## Stated problem:
Write out the full set of records below exactly.

::::::

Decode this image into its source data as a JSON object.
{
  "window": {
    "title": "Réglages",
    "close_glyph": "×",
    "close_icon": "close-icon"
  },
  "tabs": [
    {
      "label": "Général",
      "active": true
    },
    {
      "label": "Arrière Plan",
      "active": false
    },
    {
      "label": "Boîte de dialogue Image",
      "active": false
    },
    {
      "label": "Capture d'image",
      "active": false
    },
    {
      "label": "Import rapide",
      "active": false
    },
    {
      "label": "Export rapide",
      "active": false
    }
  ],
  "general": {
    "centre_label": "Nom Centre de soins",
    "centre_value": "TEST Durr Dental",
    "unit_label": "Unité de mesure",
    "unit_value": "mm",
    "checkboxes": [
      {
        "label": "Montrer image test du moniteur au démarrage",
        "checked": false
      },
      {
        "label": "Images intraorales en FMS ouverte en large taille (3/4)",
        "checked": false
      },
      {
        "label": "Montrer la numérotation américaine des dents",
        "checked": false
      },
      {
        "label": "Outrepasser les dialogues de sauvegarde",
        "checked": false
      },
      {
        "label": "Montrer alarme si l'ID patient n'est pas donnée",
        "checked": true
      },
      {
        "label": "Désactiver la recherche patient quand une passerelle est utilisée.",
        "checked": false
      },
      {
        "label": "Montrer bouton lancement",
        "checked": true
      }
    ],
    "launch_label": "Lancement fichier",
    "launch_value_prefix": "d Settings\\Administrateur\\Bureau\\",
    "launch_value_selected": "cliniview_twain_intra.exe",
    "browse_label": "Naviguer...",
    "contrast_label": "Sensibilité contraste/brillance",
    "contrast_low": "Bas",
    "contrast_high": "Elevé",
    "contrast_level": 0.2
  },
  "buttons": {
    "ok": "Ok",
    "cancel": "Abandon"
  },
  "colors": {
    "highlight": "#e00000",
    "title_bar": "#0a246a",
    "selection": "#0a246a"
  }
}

::::::

## Task response:
Decode this image into its source data as a JSON object.
{
  "window": {
    "title": "Réglages",
    "close_glyph": "×",
    "close_icon": "close-icon"
  },
  "tabs": [
    {
      "label": "Général",
      "active": true
    },
    {
      "label": "Arrière Plan",
      "active": false
    },
    {
      "label": "Boîte de dialogue Image",
      "active": false
    },
    {
      "label": "Capture d'image",
      "active": false
    },
    {
      "label": "Import rapide",
      "active": false
    },
    {
      "label": "Export rapide",
      "active": false
    }
  ],
  "general": {
    "centre_label": "Nom Centre de soins",
    "centre_value": "TEST Durr Dental",
    "unit_label": "Unité de mesure",
    "unit_value": "mm",
    "checkboxes": [
      {
        "label": "Montrer image test du moniteur au démarrage",
        "checked": false
      },
      {
        "label": "Images intraorales en FMS ouverte en large taille (3/4)",
        "checked": false
      },
      {
        "label": "Montrer la numérotation américaine des dents",
        "checked": false
      },
      {
        "label": "Outrepasser les dialogues de sauvegarde",
        "checked": false
      },
      {
        "label": "Montrer alarme si l'ID patient n'est pas donnée",
        "checked": true
      },
      {
        "label": "Désactiver la recherche patient quand une passerelle est utilisée.",
        "checked": false
      },
      {
        "label": "Montrer bouton lancement",
        "checked": true
      }
    ],
    "launch_label": "Lancement fichier",
    "launch_value_prefix": "d Settings\\Administrateur\\Bureau\\",
    "launch_value_selected": "cliniview_twain_intra.exe",
    "browse_label": "Naviguer...",
    "contrast_label": "Sensibilité contraste/brillance",
    "contrast_low": "Bas",
    "contrast_high": "Elevé",
    "contrast_level": 0.2
  },
  "buttons": {
    "ok": "Ok",
    "cancel": "Abandon"
  },
  "colors": {
    "highlight": "#e00000",
    "title_bar": "#0a246a",
    "selection": "#0a246a"
  }
}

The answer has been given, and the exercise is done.